### TASK STATEMENT
Please output every line of the material as it stands, without the pictures.

Begin TASK MATERIAL

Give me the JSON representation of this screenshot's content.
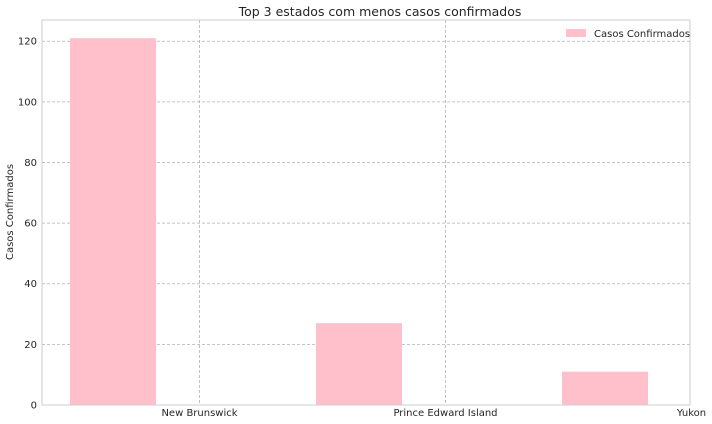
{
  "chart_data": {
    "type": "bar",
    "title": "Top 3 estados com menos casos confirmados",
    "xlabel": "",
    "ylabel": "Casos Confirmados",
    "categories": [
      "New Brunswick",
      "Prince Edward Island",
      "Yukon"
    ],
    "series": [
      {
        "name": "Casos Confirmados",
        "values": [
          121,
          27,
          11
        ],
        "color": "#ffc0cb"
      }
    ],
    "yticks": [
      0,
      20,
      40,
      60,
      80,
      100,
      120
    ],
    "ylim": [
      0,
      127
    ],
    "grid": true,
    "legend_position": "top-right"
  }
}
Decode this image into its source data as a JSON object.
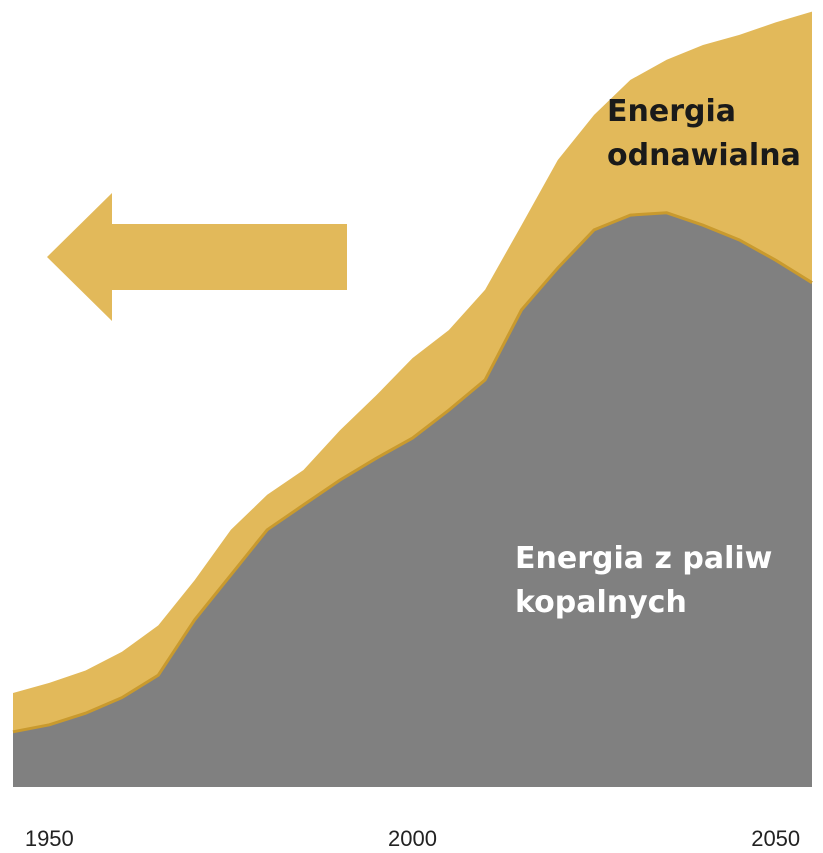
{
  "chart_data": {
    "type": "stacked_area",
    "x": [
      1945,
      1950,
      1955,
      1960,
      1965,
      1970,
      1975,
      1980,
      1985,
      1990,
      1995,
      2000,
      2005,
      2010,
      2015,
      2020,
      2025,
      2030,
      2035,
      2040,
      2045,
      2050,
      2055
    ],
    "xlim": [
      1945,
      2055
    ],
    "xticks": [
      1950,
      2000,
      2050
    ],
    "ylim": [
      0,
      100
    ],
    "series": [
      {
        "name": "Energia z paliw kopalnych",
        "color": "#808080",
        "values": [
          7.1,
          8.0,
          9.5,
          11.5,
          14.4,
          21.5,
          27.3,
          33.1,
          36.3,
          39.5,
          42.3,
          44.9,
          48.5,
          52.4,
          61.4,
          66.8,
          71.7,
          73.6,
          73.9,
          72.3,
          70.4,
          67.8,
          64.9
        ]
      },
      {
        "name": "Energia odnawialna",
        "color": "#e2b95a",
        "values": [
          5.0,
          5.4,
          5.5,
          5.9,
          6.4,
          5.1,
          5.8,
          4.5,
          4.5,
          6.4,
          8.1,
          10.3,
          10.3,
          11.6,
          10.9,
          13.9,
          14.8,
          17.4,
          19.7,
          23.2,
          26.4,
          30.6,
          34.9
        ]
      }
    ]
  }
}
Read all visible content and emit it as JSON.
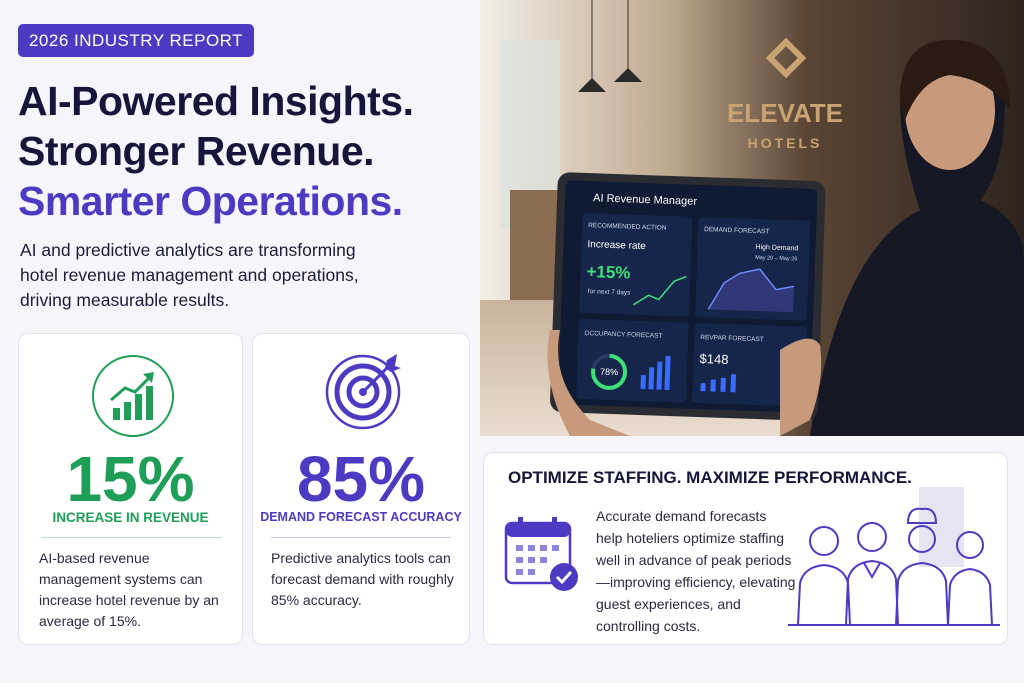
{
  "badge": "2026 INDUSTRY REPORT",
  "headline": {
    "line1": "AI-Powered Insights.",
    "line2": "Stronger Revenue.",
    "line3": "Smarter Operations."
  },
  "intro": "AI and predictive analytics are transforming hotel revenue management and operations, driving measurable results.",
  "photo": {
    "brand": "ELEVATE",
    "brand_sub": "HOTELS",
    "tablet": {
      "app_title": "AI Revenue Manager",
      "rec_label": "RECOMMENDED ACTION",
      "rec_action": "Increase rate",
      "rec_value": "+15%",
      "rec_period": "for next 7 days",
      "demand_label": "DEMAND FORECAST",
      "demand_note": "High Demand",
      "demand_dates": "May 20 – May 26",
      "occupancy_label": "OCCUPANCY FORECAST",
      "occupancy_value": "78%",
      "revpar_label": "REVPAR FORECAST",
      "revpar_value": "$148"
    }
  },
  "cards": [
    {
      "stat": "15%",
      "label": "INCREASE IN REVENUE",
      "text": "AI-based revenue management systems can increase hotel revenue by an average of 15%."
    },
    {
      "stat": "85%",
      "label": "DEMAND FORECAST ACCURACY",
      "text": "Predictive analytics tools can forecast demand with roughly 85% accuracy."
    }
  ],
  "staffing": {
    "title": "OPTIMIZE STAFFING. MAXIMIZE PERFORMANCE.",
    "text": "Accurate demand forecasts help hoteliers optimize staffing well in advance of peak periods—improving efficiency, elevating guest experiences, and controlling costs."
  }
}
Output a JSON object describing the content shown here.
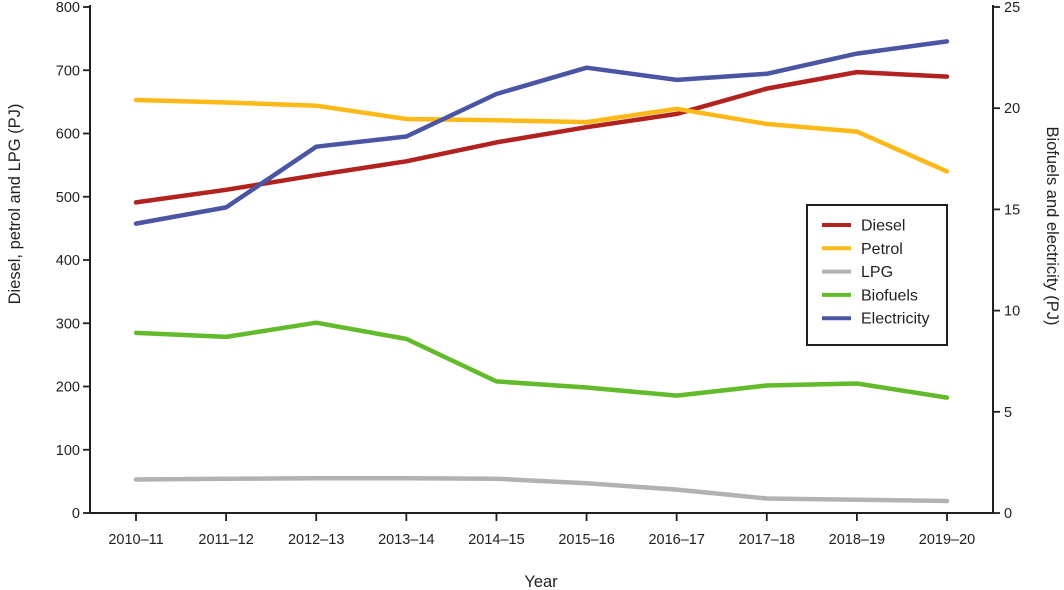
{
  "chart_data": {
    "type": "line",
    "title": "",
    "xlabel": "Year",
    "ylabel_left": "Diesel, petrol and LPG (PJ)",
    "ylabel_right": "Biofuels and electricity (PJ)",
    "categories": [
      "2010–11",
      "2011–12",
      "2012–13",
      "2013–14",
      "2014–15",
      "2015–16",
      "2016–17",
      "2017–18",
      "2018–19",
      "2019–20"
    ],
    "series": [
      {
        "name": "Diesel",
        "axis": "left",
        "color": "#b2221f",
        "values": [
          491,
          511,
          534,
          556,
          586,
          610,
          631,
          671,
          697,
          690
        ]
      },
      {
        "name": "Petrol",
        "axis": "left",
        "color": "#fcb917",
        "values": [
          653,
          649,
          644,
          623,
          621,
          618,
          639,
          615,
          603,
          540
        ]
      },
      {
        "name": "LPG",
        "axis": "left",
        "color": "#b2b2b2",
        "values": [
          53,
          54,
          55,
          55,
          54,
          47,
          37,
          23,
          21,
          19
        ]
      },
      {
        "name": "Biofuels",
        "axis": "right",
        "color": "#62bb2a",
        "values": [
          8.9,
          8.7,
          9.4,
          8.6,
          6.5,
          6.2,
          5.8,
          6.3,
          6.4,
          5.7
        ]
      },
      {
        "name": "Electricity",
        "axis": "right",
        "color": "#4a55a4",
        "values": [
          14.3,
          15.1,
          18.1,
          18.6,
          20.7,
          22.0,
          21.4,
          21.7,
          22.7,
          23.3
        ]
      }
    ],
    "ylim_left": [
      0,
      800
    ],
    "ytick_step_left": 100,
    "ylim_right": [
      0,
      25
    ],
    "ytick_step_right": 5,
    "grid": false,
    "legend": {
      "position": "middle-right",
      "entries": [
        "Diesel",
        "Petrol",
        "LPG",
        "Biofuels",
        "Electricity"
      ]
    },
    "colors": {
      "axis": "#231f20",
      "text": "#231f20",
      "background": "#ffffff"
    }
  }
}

End TASK MATERIAL

### CORRECT RESULT
Give me the JSON representation of this screenshot's content.
{
  "chart_data": {
    "type": "bar",
    "title": "Top 3 estados com menos casos confirmados",
    "xlabel": "",
    "ylabel": "Casos Confirmados",
    "categories": [
      "New Brunswick",
      "Prince Edward Island",
      "Yukon"
    ],
    "series": [
      {
        "name": "Casos Confirmados",
        "values": [
          121,
          27,
          11
        ],
        "color": "#ffc0cb"
      }
    ],
    "yticks": [
      0,
      20,
      40,
      60,
      80,
      100,
      120
    ],
    "ylim": [
      0,
      127
    ],
    "grid": true,
    "legend_position": "top-right"
  }
}
Decode this image into its source data as a JSON object.
{
  "chart_data": {
    "type": "stacked_area",
    "x": [
      1945,
      1950,
      1955,
      1960,
      1965,
      1970,
      1975,
      1980,
      1985,
      1990,
      1995,
      2000,
      2005,
      2010,
      2015,
      2020,
      2025,
      2030,
      2035,
      2040,
      2045,
      2050,
      2055
    ],
    "xlim": [
      1945,
      2055
    ],
    "xticks": [
      1950,
      2000,
      2050
    ],
    "ylim": [
      0,
      100
    ],
    "series": [
      {
        "name": "Energia z paliw kopalnych",
        "color": "#808080",
        "values": [
          7.1,
          8.0,
          9.5,
          11.5,
          14.4,
          21.5,
          27.3,
          33.1,
          36.3,
          39.5,
          42.3,
          44.9,
          48.5,
          52.4,
          61.4,
          66.8,
          71.7,
          73.6,
          73.9,
          72.3,
          70.4,
          67.8,
          64.9
        ]
      },
      {
        "name": "Energia odnawialna",
        "color": "#e2b95a",
        "values": [
          5.0,
          5.4,
          5.5,
          5.9,
          6.4,
          5.1,
          5.8,
          4.5,
          4.5,
          6.4,
          8.1,
          10.3,
          10.3,
          11.6,
          10.9,
          13.9,
          14.8,
          17.4,
          19.7,
          23.2,
          26.4,
          30.6,
          34.9
        ]
      }
    ]
  }
}
Read all visible content and emit it as JSON.
{
  "badge": "2026 INDUSTRY REPORT",
  "headline": {
    "line1": "AI-Powered Insights.",
    "line2": "Stronger Revenue.",
    "line3": "Smarter Operations."
  },
  "intro": "AI and predictive analytics are transforming hotel revenue management and operations, driving measurable results.",
  "photo": {
    "brand": "ELEVATE",
    "brand_sub": "HOTELS",
    "tablet": {
      "app_title": "AI Revenue Manager",
      "rec_label": "RECOMMENDED ACTION",
      "rec_action": "Increase rate",
      "rec_value": "+15%",
      "rec_period": "for next 7 days",
      "demand_label": "DEMAND FORECAST",
      "demand_note": "High Demand",
      "demand_dates": "May 20 – May 26",
      "occupancy_label": "OCCUPANCY FORECAST",
      "occupancy_value": "78%",
      "revpar_label": "REVPAR FORECAST",
      "revpar_value": "$148"
    }
  },
  "cards": [
    {
      "stat": "15%",
      "label": "INCREASE IN REVENUE",
      "text": "AI-based revenue management systems can increase hotel revenue by an average of 15%."
    },
    {
      "stat": "85%",
      "label": "DEMAND FORECAST ACCURACY",
      "text": "Predictive analytics tools can forecast demand with roughly 85% accuracy."
    }
  ],
  "staffing": {
    "title": "OPTIMIZE STAFFING. MAXIMIZE PERFORMANCE.",
    "text": "Accurate demand forecasts help hoteliers optimize staffing well in advance of peak periods—improving efficiency, elevating guest experiences, and controlling costs."
  }
}
Output a JSON object describing the content shown here.
{
  "chart_data": {
    "type": "line",
    "title": "",
    "xlabel": "Year",
    "ylabel_left": "Diesel, petrol and LPG (PJ)",
    "ylabel_right": "Biofuels and electricity (PJ)",
    "categories": [
      "2010–11",
      "2011–12",
      "2012–13",
      "2013–14",
      "2014–15",
      "2015–16",
      "2016–17",
      "2017–18",
      "2018–19",
      "2019–20"
    ],
    "series": [
      {
        "name": "Diesel",
        "axis": "left",
        "color": "#b2221f",
        "values": [
          491,
          511,
          534,
          556,
          586,
          610,
          631,
          671,
          697,
          690
        ]
      },
      {
        "name": "Petrol",
        "axis": "left",
        "color": "#fcb917",
        "values": [
          653,
          649,
          644,
          623,
          621,
          618,
          639,
          615,
          603,
          540
        ]
      },
      {
        "name": "LPG",
        "axis": "left",
        "color": "#b2b2b2",
        "values": [
          53,
          54,
          55,
          55,
          54,
          47,
          37,
          23,
          21,
          19
        ]
      },
      {
        "name": "Biofuels",
        "axis": "right",
        "color": "#62bb2a",
        "values": [
          8.9,
          8.7,
          9.4,
          8.6,
          6.5,
          6.2,
          5.8,
          6.3,
          6.4,
          5.7
        ]
      },
      {
        "name": "Electricity",
        "axis": "right",
        "color": "#4a55a4",
        "values": [
          14.3,
          15.1,
          18.1,
          18.6,
          20.7,
          22.0,
          21.4,
          21.7,
          22.7,
          23.3
        ]
      }
    ],
    "ylim_left": [
      0,
      800
    ],
    "ytick_step_left": 100,
    "ylim_right": [
      0,
      25
    ],
    "ytick_step_right": 5,
    "grid": false,
    "legend": {
      "position": "middle-right",
      "entries": [
        "Diesel",
        "Petrol",
        "LPG",
        "Biofuels",
        "Electricity"
      ]
    },
    "colors": {
      "axis": "#231f20",
      "text": "#231f20",
      "background": "#ffffff"
    }
  }
}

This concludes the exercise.